##### Records shown

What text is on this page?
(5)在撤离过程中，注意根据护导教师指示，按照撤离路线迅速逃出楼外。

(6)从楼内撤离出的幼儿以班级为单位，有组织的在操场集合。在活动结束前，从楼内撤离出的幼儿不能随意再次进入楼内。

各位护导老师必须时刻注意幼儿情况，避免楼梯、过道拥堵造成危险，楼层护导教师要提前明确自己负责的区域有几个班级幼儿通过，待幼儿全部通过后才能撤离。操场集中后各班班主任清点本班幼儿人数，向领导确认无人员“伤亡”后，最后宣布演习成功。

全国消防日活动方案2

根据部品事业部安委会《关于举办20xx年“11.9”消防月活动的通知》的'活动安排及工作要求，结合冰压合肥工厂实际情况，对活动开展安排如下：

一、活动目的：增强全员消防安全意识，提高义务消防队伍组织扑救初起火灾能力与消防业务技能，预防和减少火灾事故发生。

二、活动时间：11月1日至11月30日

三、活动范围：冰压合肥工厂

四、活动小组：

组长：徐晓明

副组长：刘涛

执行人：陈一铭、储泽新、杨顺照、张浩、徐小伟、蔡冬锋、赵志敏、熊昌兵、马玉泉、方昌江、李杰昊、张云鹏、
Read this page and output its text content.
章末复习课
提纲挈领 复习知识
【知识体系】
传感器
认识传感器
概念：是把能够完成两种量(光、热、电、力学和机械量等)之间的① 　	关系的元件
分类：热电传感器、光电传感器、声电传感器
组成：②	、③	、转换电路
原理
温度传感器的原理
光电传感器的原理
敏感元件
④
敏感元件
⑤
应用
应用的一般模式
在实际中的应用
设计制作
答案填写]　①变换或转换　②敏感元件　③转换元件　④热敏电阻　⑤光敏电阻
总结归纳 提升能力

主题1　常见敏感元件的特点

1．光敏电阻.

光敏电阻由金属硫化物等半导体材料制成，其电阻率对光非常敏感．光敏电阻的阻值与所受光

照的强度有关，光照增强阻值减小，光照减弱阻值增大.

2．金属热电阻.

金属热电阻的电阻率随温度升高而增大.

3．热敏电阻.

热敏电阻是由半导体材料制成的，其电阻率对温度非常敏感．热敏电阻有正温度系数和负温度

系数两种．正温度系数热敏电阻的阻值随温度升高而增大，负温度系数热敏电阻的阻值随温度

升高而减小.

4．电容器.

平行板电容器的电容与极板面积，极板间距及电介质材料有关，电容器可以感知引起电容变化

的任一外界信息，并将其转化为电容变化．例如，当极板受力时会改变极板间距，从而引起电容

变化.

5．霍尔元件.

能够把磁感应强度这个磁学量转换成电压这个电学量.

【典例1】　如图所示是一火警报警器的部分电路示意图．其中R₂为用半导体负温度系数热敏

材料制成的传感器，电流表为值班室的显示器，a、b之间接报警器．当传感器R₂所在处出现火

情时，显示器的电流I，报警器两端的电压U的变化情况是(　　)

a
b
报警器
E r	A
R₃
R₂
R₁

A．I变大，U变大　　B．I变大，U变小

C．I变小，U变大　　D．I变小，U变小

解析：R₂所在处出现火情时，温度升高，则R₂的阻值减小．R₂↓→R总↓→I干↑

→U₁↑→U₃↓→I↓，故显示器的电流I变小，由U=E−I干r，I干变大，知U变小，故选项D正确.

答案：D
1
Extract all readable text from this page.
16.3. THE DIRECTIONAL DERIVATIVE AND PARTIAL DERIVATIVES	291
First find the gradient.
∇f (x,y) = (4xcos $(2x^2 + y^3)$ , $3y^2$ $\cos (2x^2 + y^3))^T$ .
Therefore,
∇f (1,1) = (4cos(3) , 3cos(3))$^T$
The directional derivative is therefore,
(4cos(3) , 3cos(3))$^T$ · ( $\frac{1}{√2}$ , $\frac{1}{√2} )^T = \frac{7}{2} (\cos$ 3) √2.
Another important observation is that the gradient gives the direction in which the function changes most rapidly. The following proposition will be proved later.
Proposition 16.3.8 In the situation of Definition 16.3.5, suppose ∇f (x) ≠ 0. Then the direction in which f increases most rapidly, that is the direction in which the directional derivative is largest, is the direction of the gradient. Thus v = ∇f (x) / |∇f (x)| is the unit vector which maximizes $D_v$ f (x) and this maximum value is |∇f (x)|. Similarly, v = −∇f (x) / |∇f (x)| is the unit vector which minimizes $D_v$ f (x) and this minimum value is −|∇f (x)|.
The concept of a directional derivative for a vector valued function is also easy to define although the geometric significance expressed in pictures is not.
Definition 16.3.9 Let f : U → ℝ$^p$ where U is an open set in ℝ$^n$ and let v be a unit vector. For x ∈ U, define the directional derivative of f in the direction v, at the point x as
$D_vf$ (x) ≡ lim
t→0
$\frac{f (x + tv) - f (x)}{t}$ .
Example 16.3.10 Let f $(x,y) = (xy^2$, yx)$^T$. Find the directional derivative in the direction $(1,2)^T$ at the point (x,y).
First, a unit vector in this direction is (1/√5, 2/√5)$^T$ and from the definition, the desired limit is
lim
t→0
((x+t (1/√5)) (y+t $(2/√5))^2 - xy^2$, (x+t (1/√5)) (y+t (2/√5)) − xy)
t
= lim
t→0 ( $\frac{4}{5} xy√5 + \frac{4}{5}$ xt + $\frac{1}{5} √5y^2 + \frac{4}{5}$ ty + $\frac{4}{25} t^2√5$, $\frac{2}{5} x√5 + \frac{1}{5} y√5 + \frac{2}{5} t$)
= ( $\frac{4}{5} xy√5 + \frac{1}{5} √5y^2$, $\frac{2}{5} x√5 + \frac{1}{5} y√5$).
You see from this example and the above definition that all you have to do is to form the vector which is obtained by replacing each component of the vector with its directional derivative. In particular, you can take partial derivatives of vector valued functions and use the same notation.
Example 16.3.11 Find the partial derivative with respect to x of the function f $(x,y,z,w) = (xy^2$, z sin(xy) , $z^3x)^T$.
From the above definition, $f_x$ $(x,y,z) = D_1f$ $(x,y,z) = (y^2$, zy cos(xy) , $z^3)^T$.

##########

[Given request] Retype all of the material above with every character intact.

[Solved exercise]
What text is on this page?
(5)在撤离过程中，注意根据护导教师指示，按照撤离路线迅速逃出楼外。

(6)从楼内撤离出的幼儿以班级为单位，有组织的在操场集合。在活动结束前，从楼内撤离出的幼儿不能随意再次进入楼内。

各位护导老师必须时刻注意幼儿情况，避免楼梯、过道拥堵造成危险，楼层护导教师要提前明确自己负责的区域有几个班级幼儿通过，待幼儿全部通过后才能撤离。操场集中后各班班主任清点本班幼儿人数，向领导确认无人员“伤亡”后，最后宣布演习成功。

全国消防日活动方案2

根据部品事业部安委会《关于举办20xx年“11.9”消防月活动的通知》的'活动安排及工作要求，结合冰压合肥工厂实际情况，对活动开展安排如下：

一、活动目的：增强全员消防安全意识，提高义务消防队伍组织扑救初起火灾能力与消防业务技能，预防和减少火灾事故发生。

二、活动时间：11月1日至11月30日

三、活动范围：冰压合肥工厂

四、活动小组：

组长：徐晓明

副组长：刘涛

执行人：陈一铭、储泽新、杨顺照、张浩、徐小伟、蔡冬锋、赵志敏、熊昌兵、马玉泉、方昌江、李杰昊、张云鹏、
Read this page and output its text content.
章末复习课
提纲挈领 复习知识
【知识体系】
传感器
认识传感器
概念：是把能够完成两种量(光、热、电、力学和机械量等)之间的① 　	关系的元件
分类：热电传感器、光电传感器、声电传感器
组成：②	、③	、转换电路
原理
温度传感器的原理
光电传感器的原理
敏感元件
④
敏感元件
⑤
应用
应用的一般模式
在实际中的应用
设计制作
答案填写]　①变换或转换　②敏感元件　③转换元件　④热敏电阻　⑤光敏电阻
总结归纳 提升能力

主题1　常见敏感元件的特点

1．光敏电阻.

光敏电阻由金属硫化物等半导体材料制成，其电阻率对光非常敏感．光敏电阻的阻值与所受光

照的强度有关，光照增强阻值减小，光照减弱阻值增大.

2．金属热电阻.

金属热电阻的电阻率随温度升高而增大.

3．热敏电阻.

热敏电阻是由半导体材料制成的，其电阻率对温度非常敏感．热敏电阻有正温度系数和负温度

系数两种．正温度系数热敏电阻的阻值随温度升高而增大，负温度系数热敏电阻的阻值随温度

升高而减小.

4．电容器.

平行板电容器的电容与极板面积，极板间距及电介质材料有关，电容器可以感知引起电容变化

的任一外界信息，并将其转化为电容变化．例如，当极板受力时会改变极板间距，从而引起电容

变化.

5．霍尔元件.

能够把磁感应强度这个磁学量转换成电压这个电学量.

【典例1】　如图所示是一火警报警器的部分电路示意图．其中R₂为用半导体负温度系数热敏

材料制成的传感器，电流表为值班室的显示器，a、b之间接报警器．当传感器R₂所在处出现火

情时，显示器的电流I，报警器两端的电压U的变化情况是(　　)

a
b
报警器
E r	A
R₃
R₂
R₁

A．I变大，U变大　　B．I变大，U变小

C．I变小，U变大　　D．I变小，U变小

解析：R₂所在处出现火情时，温度升高，则R₂的阻值减小．R₂↓→R总↓→I干↑

→U₁↑→U₃↓→I↓，故显示器的电流I变小，由U=E−I干r，I干变大，知U变小，故选项D正确.

答案：D
1
Extract all readable text from this page.
16.3. THE DIRECTIONAL DERIVATIVE AND PARTIAL DERIVATIVES	291
First find the gradient.
∇f (x,y) = (4xcos $(2x^2 + y^3)$ , $3y^2$ $\cos (2x^2 + y^3))^T$ .
Therefore,
∇f (1,1) = (4cos(3) , 3cos(3))$^T$
The directional derivative is therefore,
(4cos(3) , 3cos(3))$^T$ · ( $\frac{1}{√2}$ , $\frac{1}{√2} )^T = \frac{7}{2} (\cos$ 3) √2.
Another important observation is that the gradient gives the direction in which the function changes most rapidly. The following proposition will be proved later.
Proposition 16.3.8 In the situation of Definition 16.3.5, suppose ∇f (x) ≠ 0. Then the direction in which f increases most rapidly, that is the direction in which the directional derivative is largest, is the direction of the gradient. Thus v = ∇f (x) / |∇f (x)| is the unit vector which maximizes $D_v$ f (x) and this maximum value is |∇f (x)|. Similarly, v = −∇f (x) / |∇f (x)| is the unit vector which minimizes $D_v$ f (x) and this minimum value is −|∇f (x)|.
The concept of a directional derivative for a vector valued function is also easy to define although the geometric significance expressed in pictures is not.
Definition 16.3.9 Let f : U → ℝ$^p$ where U is an open set in ℝ$^n$ and let v be a unit vector. For x ∈ U, define the directional derivative of f in the direction v, at the point x as
$D_vf$ (x) ≡ lim
t→0
$\frac{f (x + tv) - f (x)}{t}$ .
Example 16.3.10 Let f $(x,y) = (xy^2$, yx)$^T$. Find the directional derivative in the direction $(1,2)^T$ at the point (x,y).
First, a unit vector in this direction is (1/√5, 2/√5)$^T$ and from the definition, the desired limit is
lim
t→0
((x+t (1/√5)) (y+t $(2/√5))^2 - xy^2$, (x+t (1/√5)) (y+t (2/√5)) − xy)
t
= lim
t→0 ( $\frac{4}{5} xy√5 + \frac{4}{5}$ xt + $\frac{1}{5} √5y^2 + \frac{4}{5}$ ty + $\frac{4}{25} t^2√5$, $\frac{2}{5} x√5 + \frac{1}{5} y√5 + \frac{2}{5} t$)
= ( $\frac{4}{5} xy√5 + \frac{1}{5} √5y^2$, $\frac{2}{5} x√5 + \frac{1}{5} y√5$).
You see from this example and the above definition that all you have to do is to form the vector which is obtained by replacing each component of the vector with its directional derivative. In particular, you can take partial derivatives of vector valued functions and use the same notation.
Example 16.3.11 Find the partial derivative with respect to x of the function f $(x,y,z,w) = (xy^2$, z sin(xy) , $z^3x)^T$.
From the above definition, $f_x$ $(x,y,z) = D_1f$ $(x,y,z) = (y^2$, zy cos(xy) , $z^3)^T$.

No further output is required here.